TO BE DONE = Could you transcribe every record below exactly as written, leaving out any pictures?

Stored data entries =
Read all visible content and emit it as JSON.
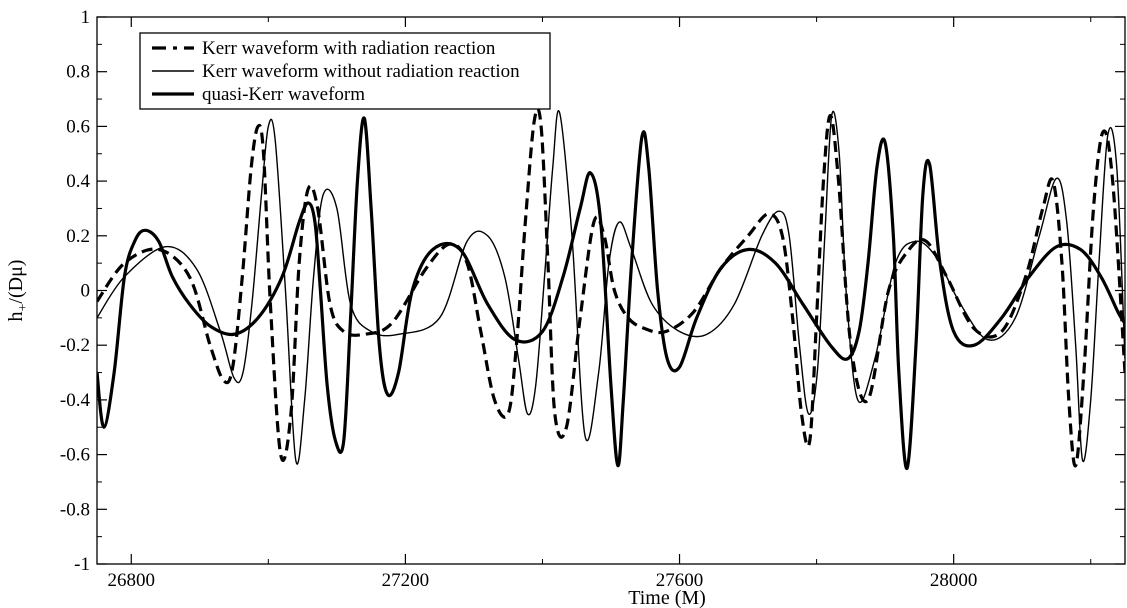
{
  "chart_data": {
    "type": "line",
    "xlabel": "Time (M)",
    "ylabel": "h",
    "ylabel_sub": "+",
    "ylabel_rest": "/(Dμ)",
    "xlim": [
      26750,
      28250
    ],
    "ylim": [
      -1,
      1
    ],
    "xticks": [
      26800,
      27200,
      27600,
      28000
    ],
    "xtick_labels": [
      "26800",
      "27200",
      "27600",
      "28000"
    ],
    "yticks": [
      -1,
      -0.8,
      -0.6,
      -0.4,
      -0.2,
      0,
      0.2,
      0.4,
      0.6,
      0.8,
      1
    ],
    "ytick_labels": [
      "-1",
      "-0.8",
      "-0.6",
      "-0.4",
      "-0.2",
      "0",
      "0.2",
      "0.4",
      "0.6",
      "0.8",
      "1"
    ],
    "grid": false,
    "legend_position": "top-left",
    "series": [
      {
        "name": "Kerr waveform with radiation reaction",
        "style": "dashed-thick",
        "color": "#000000",
        "x": [
          26750,
          26790,
          26840,
          26885,
          26915,
          26935,
          26948,
          26962,
          26975,
          26985,
          26993,
          27003,
          27018,
          27033,
          27045,
          27058,
          27072,
          27090,
          27110,
          27140,
          27180,
          27230,
          27265,
          27290,
          27310,
          27330,
          27350,
          27362,
          27375,
          27388,
          27398,
          27408,
          27418,
          27435,
          27455,
          27475,
          27490,
          27505,
          27525,
          27550,
          27580,
          27620,
          27660,
          27700,
          27730,
          27750,
          27765,
          27778,
          27790,
          27800,
          27810,
          27820,
          27832,
          27850,
          27875,
          27905,
          27935,
          27960,
          27990,
          28030,
          28070,
          28105,
          28130,
          28145,
          28158,
          28168,
          28178,
          28190,
          28204,
          28218,
          28232,
          28250
        ],
        "y": [
          -0.04,
          0.1,
          0.15,
          0.05,
          -0.2,
          -0.33,
          -0.28,
          0.05,
          0.45,
          0.6,
          0.5,
          -0.05,
          -0.6,
          -0.45,
          0.1,
          0.37,
          0.3,
          -0.05,
          -0.15,
          -0.16,
          -0.12,
          0.08,
          0.17,
          0.1,
          -0.15,
          -0.4,
          -0.45,
          -0.2,
          0.25,
          0.62,
          0.6,
          0.1,
          -0.45,
          -0.5,
          -0.1,
          0.25,
          0.2,
          0.0,
          -0.1,
          -0.14,
          -0.15,
          -0.08,
          0.08,
          0.2,
          0.28,
          0.2,
          -0.1,
          -0.45,
          -0.55,
          -0.1,
          0.4,
          0.64,
          0.4,
          -0.2,
          -0.4,
          0.0,
          0.15,
          0.18,
          0.05,
          -0.14,
          -0.15,
          0.05,
          0.3,
          0.4,
          0.1,
          -0.4,
          -0.64,
          -0.3,
          0.3,
          0.58,
          0.4,
          -0.3
        ]
      },
      {
        "name": "Kerr waveform without radiation reaction",
        "style": "solid-thin",
        "color": "#000000",
        "x": [
          26750,
          26790,
          26850,
          26895,
          26930,
          26950,
          26963,
          26976,
          26990,
          27000,
          27010,
          27025,
          27040,
          27053,
          27066,
          27080,
          27100,
          27120,
          27150,
          27190,
          27250,
          27290,
          27320,
          27345,
          27365,
          27378,
          27390,
          27403,
          27415,
          27425,
          27443,
          27462,
          27482,
          27497,
          27512,
          27530,
          27560,
          27600,
          27640,
          27680,
          27720,
          27745,
          27760,
          27775,
          27788,
          27801,
          27812,
          27822,
          27833,
          27843,
          27860,
          27885,
          27915,
          27945,
          27975,
          28010,
          28050,
          28090,
          28125,
          28150,
          28165,
          28178,
          28188,
          28200,
          28212,
          28225,
          28238,
          28250
        ],
        "y": [
          -0.1,
          0.05,
          0.16,
          0.08,
          -0.15,
          -0.32,
          -0.3,
          -0.05,
          0.35,
          0.6,
          0.55,
          0.0,
          -0.62,
          -0.4,
          0.05,
          0.35,
          0.3,
          -0.05,
          -0.15,
          -0.16,
          -0.1,
          0.18,
          0.2,
          0.05,
          -0.25,
          -0.45,
          -0.35,
          0.05,
          0.45,
          0.65,
          0.2,
          -0.53,
          -0.3,
          0.1,
          0.25,
          0.15,
          -0.05,
          -0.15,
          -0.16,
          -0.05,
          0.2,
          0.29,
          0.2,
          -0.2,
          -0.45,
          -0.3,
          0.2,
          0.64,
          0.5,
          0.0,
          -0.4,
          -0.25,
          0.1,
          0.18,
          0.12,
          -0.05,
          -0.18,
          -0.1,
          0.2,
          0.41,
          0.25,
          -0.2,
          -0.62,
          -0.4,
          0.1,
          0.57,
          0.45,
          -0.25
        ]
      },
      {
        "name": "quasi-Kerr waveform",
        "style": "solid-thick",
        "color": "#000000",
        "x": [
          26750,
          26760,
          26775,
          26790,
          26805,
          26820,
          26840,
          26860,
          26885,
          26915,
          26950,
          26985,
          27020,
          27045,
          27058,
          27068,
          27076,
          27086,
          27098,
          27110,
          27120,
          27130,
          27140,
          27150,
          27162,
          27174,
          27190,
          27210,
          27240,
          27280,
          27320,
          27360,
          27400,
          27430,
          27455,
          27470,
          27485,
          27500,
          27510,
          27518,
          27530,
          27545,
          27555,
          27568,
          27582,
          27600,
          27625,
          27660,
          27700,
          27740,
          27780,
          27820,
          27845,
          27862,
          27875,
          27888,
          27900,
          27912,
          27920,
          27932,
          27945,
          27955,
          27965,
          27980,
          28000,
          28030,
          28070,
          28110,
          28150,
          28185,
          28215,
          28240,
          28250
        ],
        "y": [
          -0.3,
          -0.5,
          -0.3,
          0.05,
          0.18,
          0.22,
          0.18,
          0.05,
          -0.05,
          -0.13,
          -0.16,
          -0.1,
          0.05,
          0.25,
          0.32,
          0.25,
          0.0,
          -0.35,
          -0.55,
          -0.55,
          -0.1,
          0.4,
          0.63,
          0.3,
          -0.2,
          -0.38,
          -0.3,
          0.0,
          0.15,
          0.15,
          -0.05,
          -0.18,
          -0.15,
          0.05,
          0.3,
          0.43,
          0.25,
          -0.35,
          -0.64,
          -0.4,
          0.1,
          0.56,
          0.45,
          0.0,
          -0.25,
          -0.28,
          -0.1,
          0.08,
          0.15,
          0.1,
          -0.05,
          -0.2,
          -0.25,
          -0.15,
          0.1,
          0.45,
          0.54,
          0.2,
          -0.3,
          -0.65,
          -0.2,
          0.35,
          0.46,
          0.1,
          -0.15,
          -0.2,
          -0.1,
          0.05,
          0.16,
          0.15,
          0.05,
          -0.08,
          -0.12
        ]
      }
    ]
  }
}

FINAL ANSWER =
Read all visible content and emit it as JSON.
{
  "chart_data": {
    "type": "line",
    "xlabel": "Time (M)",
    "ylabel": "h",
    "ylabel_sub": "+",
    "ylabel_rest": "/(Dμ)",
    "xlim": [
      26750,
      28250
    ],
    "ylim": [
      -1,
      1
    ],
    "xticks": [
      26800,
      27200,
      27600,
      28000
    ],
    "xtick_labels": [
      "26800",
      "27200",
      "27600",
      "28000"
    ],
    "yticks": [
      -1,
      -0.8,
      -0.6,
      -0.4,
      -0.2,
      0,
      0.2,
      0.4,
      0.6,
      0.8,
      1
    ],
    "ytick_labels": [
      "-1",
      "-0.8",
      "-0.6",
      "-0.4",
      "-0.2",
      "0",
      "0.2",
      "0.4",
      "0.6",
      "0.8",
      "1"
    ],
    "grid": false,
    "legend_position": "top-left",
    "series": [
      {
        "name": "Kerr waveform with radiation reaction",
        "style": "dashed-thick",
        "color": "#000000",
        "x": [
          26750,
          26790,
          26840,
          26885,
          26915,
          26935,
          26948,
          26962,
          26975,
          26985,
          26993,
          27003,
          27018,
          27033,
          27045,
          27058,
          27072,
          27090,
          27110,
          27140,
          27180,
          27230,
          27265,
          27290,
          27310,
          27330,
          27350,
          27362,
          27375,
          27388,
          27398,
          27408,
          27418,
          27435,
          27455,
          27475,
          27490,
          27505,
          27525,
          27550,
          27580,
          27620,
          27660,
          27700,
          27730,
          27750,
          27765,
          27778,
          27790,
          27800,
          27810,
          27820,
          27832,
          27850,
          27875,
          27905,
          27935,
          27960,
          27990,
          28030,
          28070,
          28105,
          28130,
          28145,
          28158,
          28168,
          28178,
          28190,
          28204,
          28218,
          28232,
          28250
        ],
        "y": [
          -0.04,
          0.1,
          0.15,
          0.05,
          -0.2,
          -0.33,
          -0.28,
          0.05,
          0.45,
          0.6,
          0.5,
          -0.05,
          -0.6,
          -0.45,
          0.1,
          0.37,
          0.3,
          -0.05,
          -0.15,
          -0.16,
          -0.12,
          0.08,
          0.17,
          0.1,
          -0.15,
          -0.4,
          -0.45,
          -0.2,
          0.25,
          0.62,
          0.6,
          0.1,
          -0.45,
          -0.5,
          -0.1,
          0.25,
          0.2,
          0.0,
          -0.1,
          -0.14,
          -0.15,
          -0.08,
          0.08,
          0.2,
          0.28,
          0.2,
          -0.1,
          -0.45,
          -0.55,
          -0.1,
          0.4,
          0.64,
          0.4,
          -0.2,
          -0.4,
          0.0,
          0.15,
          0.18,
          0.05,
          -0.14,
          -0.15,
          0.05,
          0.3,
          0.4,
          0.1,
          -0.4,
          -0.64,
          -0.3,
          0.3,
          0.58,
          0.4,
          -0.3
        ]
      },
      {
        "name": "Kerr waveform without radiation reaction",
        "style": "solid-thin",
        "color": "#000000",
        "x": [
          26750,
          26790,
          26850,
          26895,
          26930,
          26950,
          26963,
          26976,
          26990,
          27000,
          27010,
          27025,
          27040,
          27053,
          27066,
          27080,
          27100,
          27120,
          27150,
          27190,
          27250,
          27290,
          27320,
          27345,
          27365,
          27378,
          27390,
          27403,
          27415,
          27425,
          27443,
          27462,
          27482,
          27497,
          27512,
          27530,
          27560,
          27600,
          27640,
          27680,
          27720,
          27745,
          27760,
          27775,
          27788,
          27801,
          27812,
          27822,
          27833,
          27843,
          27860,
          27885,
          27915,
          27945,
          27975,
          28010,
          28050,
          28090,
          28125,
          28150,
          28165,
          28178,
          28188,
          28200,
          28212,
          28225,
          28238,
          28250
        ],
        "y": [
          -0.1,
          0.05,
          0.16,
          0.08,
          -0.15,
          -0.32,
          -0.3,
          -0.05,
          0.35,
          0.6,
          0.55,
          0.0,
          -0.62,
          -0.4,
          0.05,
          0.35,
          0.3,
          -0.05,
          -0.15,
          -0.16,
          -0.1,
          0.18,
          0.2,
          0.05,
          -0.25,
          -0.45,
          -0.35,
          0.05,
          0.45,
          0.65,
          0.2,
          -0.53,
          -0.3,
          0.1,
          0.25,
          0.15,
          -0.05,
          -0.15,
          -0.16,
          -0.05,
          0.2,
          0.29,
          0.2,
          -0.2,
          -0.45,
          -0.3,
          0.2,
          0.64,
          0.5,
          0.0,
          -0.4,
          -0.25,
          0.1,
          0.18,
          0.12,
          -0.05,
          -0.18,
          -0.1,
          0.2,
          0.41,
          0.25,
          -0.2,
          -0.62,
          -0.4,
          0.1,
          0.57,
          0.45,
          -0.25
        ]
      },
      {
        "name": "quasi-Kerr waveform",
        "style": "solid-thick",
        "color": "#000000",
        "x": [
          26750,
          26760,
          26775,
          26790,
          26805,
          26820,
          26840,
          26860,
          26885,
          26915,
          26950,
          26985,
          27020,
          27045,
          27058,
          27068,
          27076,
          27086,
          27098,
          27110,
          27120,
          27130,
          27140,
          27150,
          27162,
          27174,
          27190,
          27210,
          27240,
          27280,
          27320,
          27360,
          27400,
          27430,
          27455,
          27470,
          27485,
          27500,
          27510,
          27518,
          27530,
          27545,
          27555,
          27568,
          27582,
          27600,
          27625,
          27660,
          27700,
          27740,
          27780,
          27820,
          27845,
          27862,
          27875,
          27888,
          27900,
          27912,
          27920,
          27932,
          27945,
          27955,
          27965,
          27980,
          28000,
          28030,
          28070,
          28110,
          28150,
          28185,
          28215,
          28240,
          28250
        ],
        "y": [
          -0.3,
          -0.5,
          -0.3,
          0.05,
          0.18,
          0.22,
          0.18,
          0.05,
          -0.05,
          -0.13,
          -0.16,
          -0.1,
          0.05,
          0.25,
          0.32,
          0.25,
          0.0,
          -0.35,
          -0.55,
          -0.55,
          -0.1,
          0.4,
          0.63,
          0.3,
          -0.2,
          -0.38,
          -0.3,
          0.0,
          0.15,
          0.15,
          -0.05,
          -0.18,
          -0.15,
          0.05,
          0.3,
          0.43,
          0.25,
          -0.35,
          -0.64,
          -0.4,
          0.1,
          0.56,
          0.45,
          0.0,
          -0.25,
          -0.28,
          -0.1,
          0.08,
          0.15,
          0.1,
          -0.05,
          -0.2,
          -0.25,
          -0.15,
          0.1,
          0.45,
          0.54,
          0.2,
          -0.3,
          -0.65,
          -0.2,
          0.35,
          0.46,
          0.1,
          -0.15,
          -0.2,
          -0.1,
          0.05,
          0.16,
          0.15,
          0.05,
          -0.08,
          -0.12
        ]
      }
    ]
  }
}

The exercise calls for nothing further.